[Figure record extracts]

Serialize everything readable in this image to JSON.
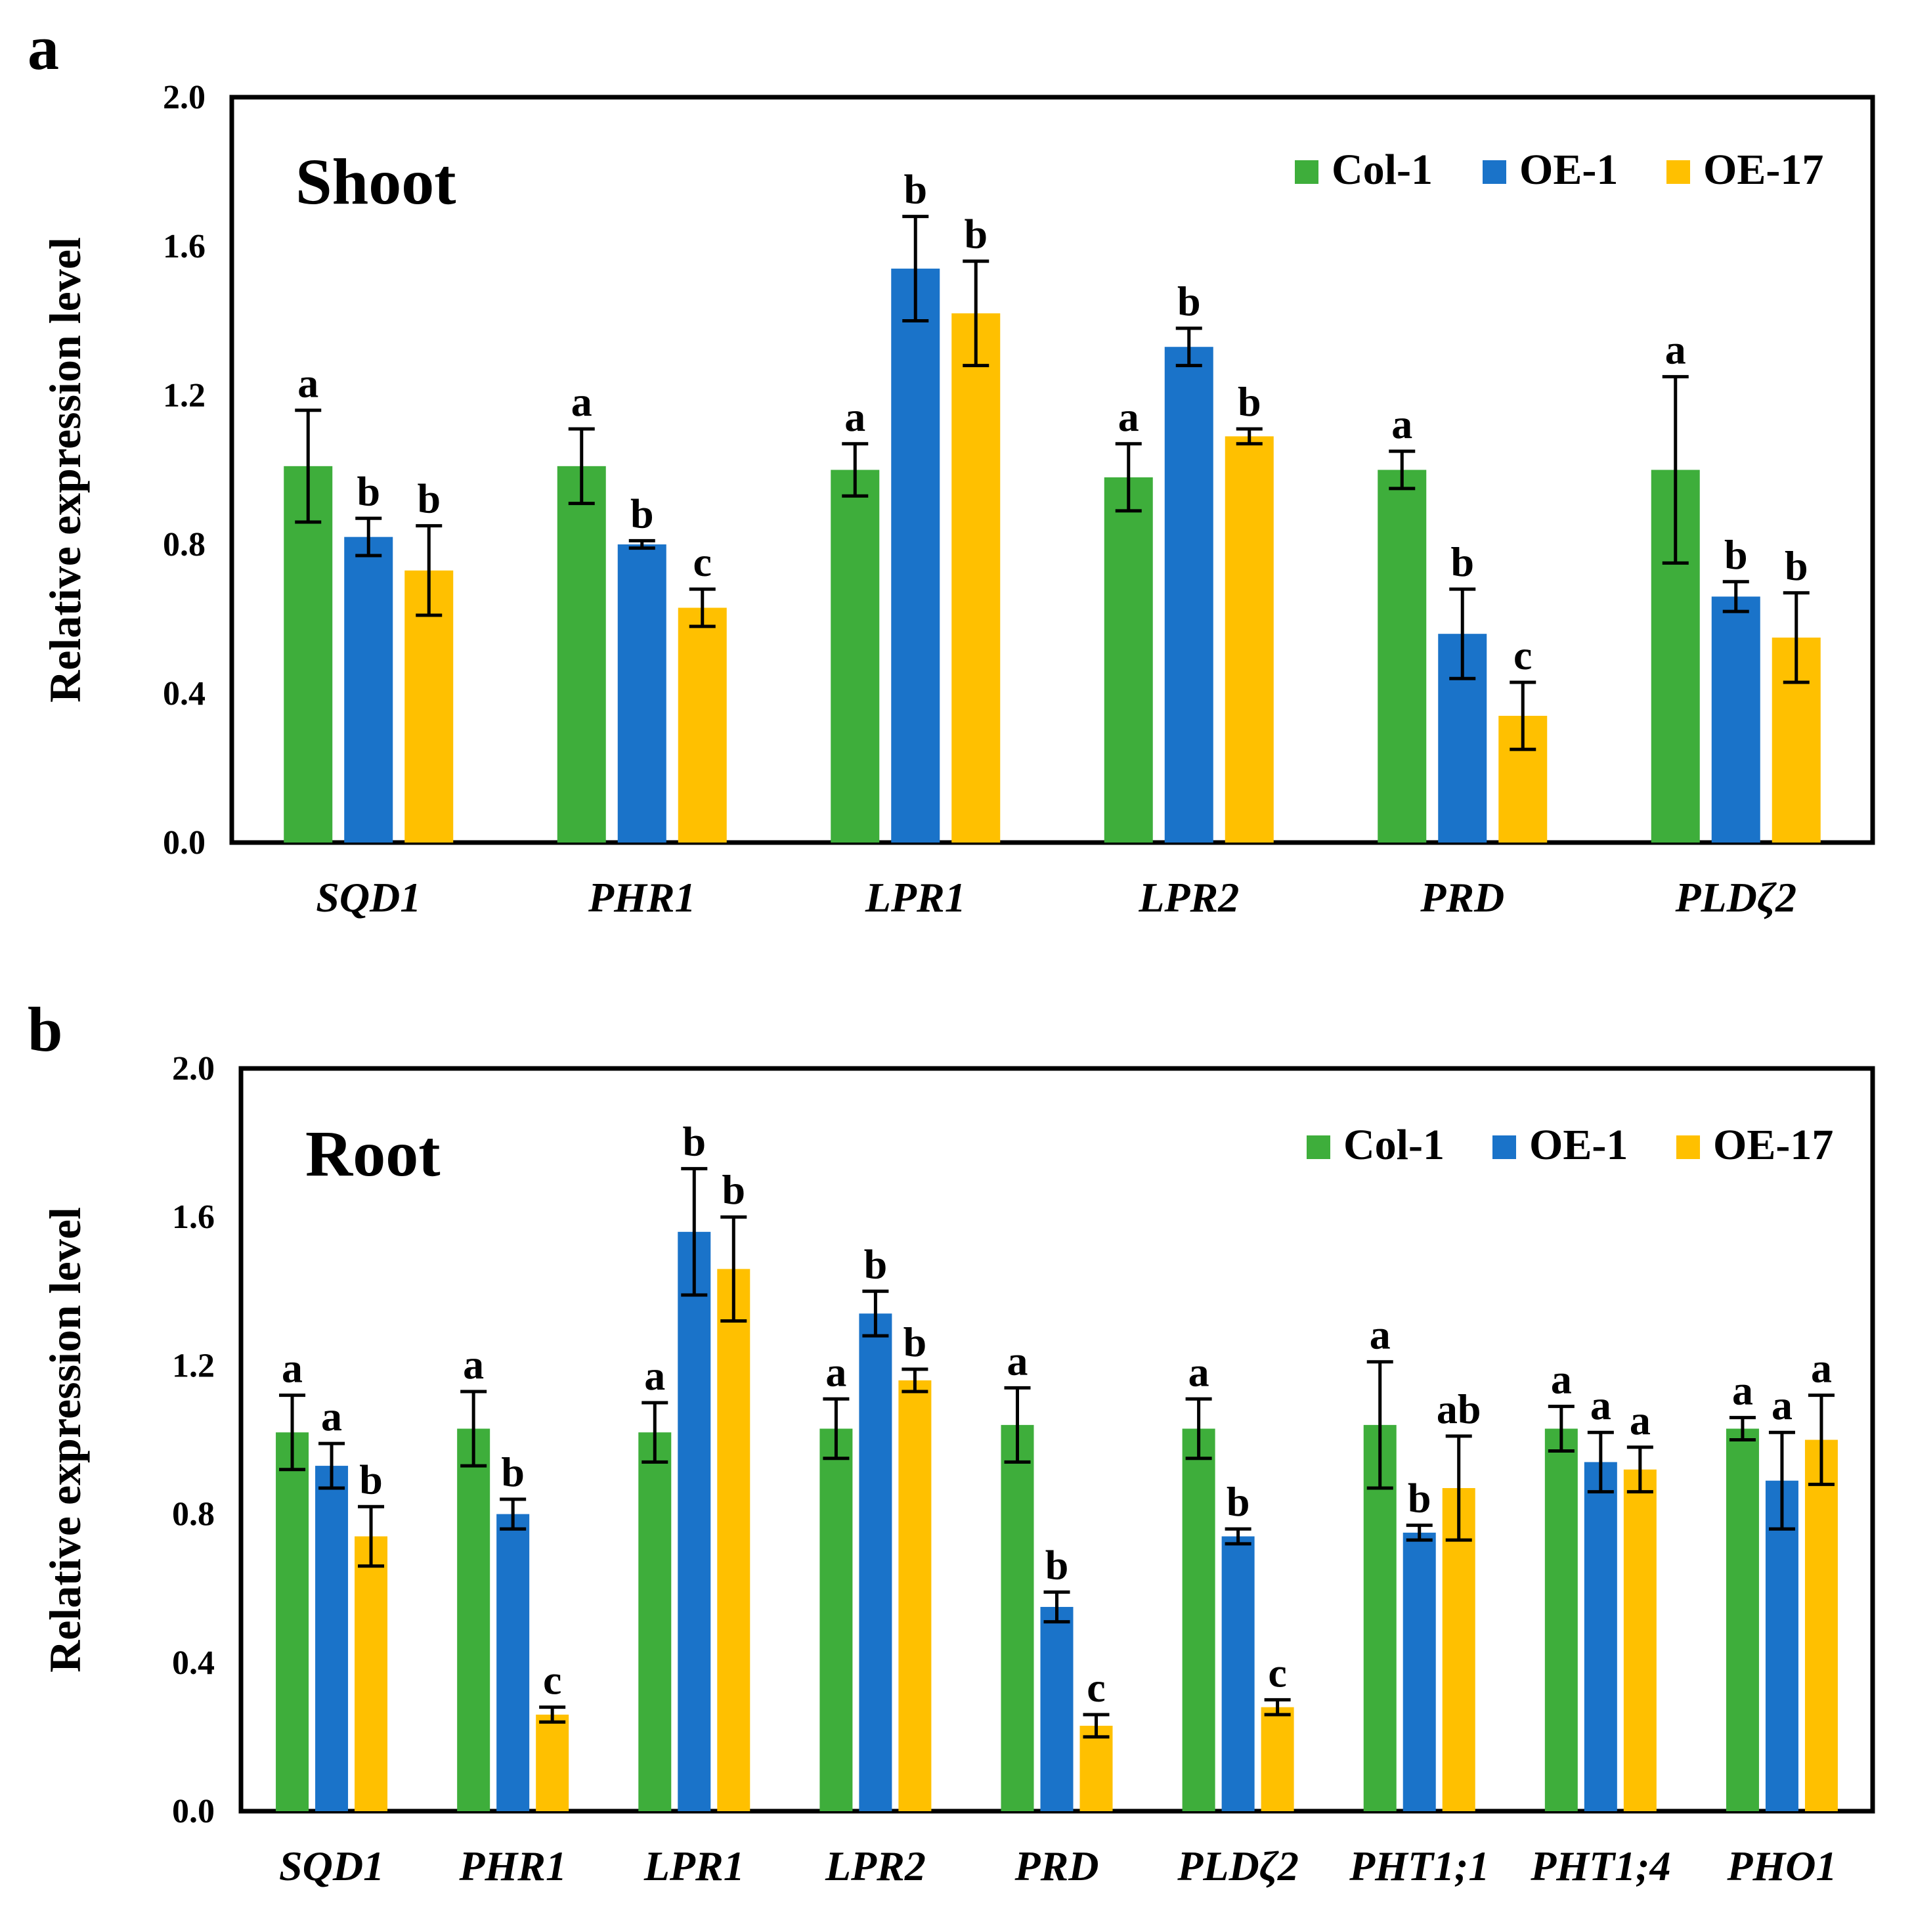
{
  "colors": {
    "Col-1": "#3EAE3B",
    "OE-1": "#1A73C9",
    "OE-17": "#FFC000",
    "axis": "#000000"
  },
  "chart_data": [
    {
      "panel_label": "a",
      "type": "bar",
      "title": "Shoot",
      "ylabel": "Relative expression level",
      "xlabel": "",
      "ylim": [
        0,
        2.0
      ],
      "yticks": [
        "0.0",
        "0.4",
        "0.8",
        "1.2",
        "1.6",
        "2.0"
      ],
      "ytick_values": [
        0,
        0.4,
        0.8,
        1.2,
        1.6,
        2.0
      ],
      "grid": false,
      "legend_position": "top-right",
      "categories": [
        "SQD1",
        "PHR1",
        "LPR1",
        "LPR2",
        "PRD",
        "PLDζ2"
      ],
      "series": [
        {
          "name": "Col-1",
          "values": [
            1.01,
            1.01,
            1.0,
            0.98,
            1.0,
            1.0
          ],
          "errors": [
            0.15,
            0.1,
            0.07,
            0.09,
            0.05,
            0.25
          ],
          "labels": [
            "a",
            "a",
            "a",
            "a",
            "a",
            "a"
          ]
        },
        {
          "name": "OE-1",
          "values": [
            0.82,
            0.8,
            1.54,
            1.33,
            0.56,
            0.66
          ],
          "errors": [
            0.05,
            0.01,
            0.14,
            0.05,
            0.12,
            0.04
          ],
          "labels": [
            "b",
            "b",
            "b",
            "b",
            "b",
            "b"
          ]
        },
        {
          "name": "OE-17",
          "values": [
            0.73,
            0.63,
            1.42,
            1.09,
            0.34,
            0.55
          ],
          "errors": [
            0.12,
            0.05,
            0.14,
            0.02,
            0.09,
            0.12
          ],
          "labels": [
            "b",
            "c",
            "b",
            "b",
            "c",
            "b"
          ]
        }
      ]
    },
    {
      "panel_label": "b",
      "type": "bar",
      "title": "Root",
      "ylabel": "Relative expression level",
      "xlabel": "",
      "ylim": [
        0,
        2.0
      ],
      "yticks": [
        "0.0",
        "0.4",
        "0.8",
        "1.2",
        "1.6",
        "2.0"
      ],
      "ytick_values": [
        0,
        0.4,
        0.8,
        1.2,
        1.6,
        2.0
      ],
      "grid": false,
      "legend_position": "top-right",
      "categories": [
        "SQD1",
        "PHR1",
        "LPR1",
        "LPR2",
        "PRD",
        "PLDζ2",
        "PHT1;1",
        "PHT1;4",
        "PHO1"
      ],
      "series": [
        {
          "name": "Col-1",
          "values": [
            1.02,
            1.03,
            1.02,
            1.03,
            1.04,
            1.03,
            1.04,
            1.03,
            1.03
          ],
          "errors": [
            0.1,
            0.1,
            0.08,
            0.08,
            0.1,
            0.08,
            0.17,
            0.06,
            0.03
          ],
          "labels": [
            "a",
            "a",
            "a",
            "a",
            "a",
            "a",
            "a",
            "a",
            "a"
          ]
        },
        {
          "name": "OE-1",
          "values": [
            0.93,
            0.8,
            1.56,
            1.34,
            0.55,
            0.74,
            0.75,
            0.94,
            0.89
          ],
          "errors": [
            0.06,
            0.04,
            0.17,
            0.06,
            0.04,
            0.02,
            0.02,
            0.08,
            0.13
          ],
          "labels": [
            "a",
            "b",
            "b",
            "b",
            "b",
            "b",
            "b",
            "a",
            "a"
          ]
        },
        {
          "name": "OE-17",
          "values": [
            0.74,
            0.26,
            1.46,
            1.16,
            0.23,
            0.28,
            0.87,
            0.92,
            1.0
          ],
          "errors": [
            0.08,
            0.02,
            0.14,
            0.03,
            0.03,
            0.02,
            0.14,
            0.06,
            0.12
          ],
          "labels": [
            "b",
            "c",
            "b",
            "b",
            "c",
            "c",
            "ab",
            "a",
            "a"
          ]
        }
      ]
    }
  ]
}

[WHAT IS REQUIRED]
Quote the material in full and exactly; do not carry over its pictures.

[RESPONSE]
Serialize everything readable in this image to JSON.
{
  "colors": {
    "Col-1": "#3EAE3B",
    "OE-1": "#1A73C9",
    "OE-17": "#FFC000",
    "axis": "#000000"
  },
  "chart_data": [
    {
      "panel_label": "a",
      "type": "bar",
      "title": "Shoot",
      "ylabel": "Relative expression level",
      "xlabel": "",
      "ylim": [
        0,
        2.0
      ],
      "yticks": [
        "0.0",
        "0.4",
        "0.8",
        "1.2",
        "1.6",
        "2.0"
      ],
      "ytick_values": [
        0,
        0.4,
        0.8,
        1.2,
        1.6,
        2.0
      ],
      "grid": false,
      "legend_position": "top-right",
      "categories": [
        "SQD1",
        "PHR1",
        "LPR1",
        "LPR2",
        "PRD",
        "PLDζ2"
      ],
      "series": [
        {
          "name": "Col-1",
          "values": [
            1.01,
            1.01,
            1.0,
            0.98,
            1.0,
            1.0
          ],
          "errors": [
            0.15,
            0.1,
            0.07,
            0.09,
            0.05,
            0.25
          ],
          "labels": [
            "a",
            "a",
            "a",
            "a",
            "a",
            "a"
          ]
        },
        {
          "name": "OE-1",
          "values": [
            0.82,
            0.8,
            1.54,
            1.33,
            0.56,
            0.66
          ],
          "errors": [
            0.05,
            0.01,
            0.14,
            0.05,
            0.12,
            0.04
          ],
          "labels": [
            "b",
            "b",
            "b",
            "b",
            "b",
            "b"
          ]
        },
        {
          "name": "OE-17",
          "values": [
            0.73,
            0.63,
            1.42,
            1.09,
            0.34,
            0.55
          ],
          "errors": [
            0.12,
            0.05,
            0.14,
            0.02,
            0.09,
            0.12
          ],
          "labels": [
            "b",
            "c",
            "b",
            "b",
            "c",
            "b"
          ]
        }
      ]
    },
    {
      "panel_label": "b",
      "type": "bar",
      "title": "Root",
      "ylabel": "Relative expression level",
      "xlabel": "",
      "ylim": [
        0,
        2.0
      ],
      "yticks": [
        "0.0",
        "0.4",
        "0.8",
        "1.2",
        "1.6",
        "2.0"
      ],
      "ytick_values": [
        0,
        0.4,
        0.8,
        1.2,
        1.6,
        2.0
      ],
      "grid": false,
      "legend_position": "top-right",
      "categories": [
        "SQD1",
        "PHR1",
        "LPR1",
        "LPR2",
        "PRD",
        "PLDζ2",
        "PHT1;1",
        "PHT1;4",
        "PHO1"
      ],
      "series": [
        {
          "name": "Col-1",
          "values": [
            1.02,
            1.03,
            1.02,
            1.03,
            1.04,
            1.03,
            1.04,
            1.03,
            1.03
          ],
          "errors": [
            0.1,
            0.1,
            0.08,
            0.08,
            0.1,
            0.08,
            0.17,
            0.06,
            0.03
          ],
          "labels": [
            "a",
            "a",
            "a",
            "a",
            "a",
            "a",
            "a",
            "a",
            "a"
          ]
        },
        {
          "name": "OE-1",
          "values": [
            0.93,
            0.8,
            1.56,
            1.34,
            0.55,
            0.74,
            0.75,
            0.94,
            0.89
          ],
          "errors": [
            0.06,
            0.04,
            0.17,
            0.06,
            0.04,
            0.02,
            0.02,
            0.08,
            0.13
          ],
          "labels": [
            "a",
            "b",
            "b",
            "b",
            "b",
            "b",
            "b",
            "a",
            "a"
          ]
        },
        {
          "name": "OE-17",
          "values": [
            0.74,
            0.26,
            1.46,
            1.16,
            0.23,
            0.28,
            0.87,
            0.92,
            1.0
          ],
          "errors": [
            0.08,
            0.02,
            0.14,
            0.03,
            0.03,
            0.02,
            0.14,
            0.06,
            0.12
          ],
          "labels": [
            "b",
            "c",
            "b",
            "b",
            "c",
            "c",
            "ab",
            "a",
            "a"
          ]
        }
      ]
    }
  ]
}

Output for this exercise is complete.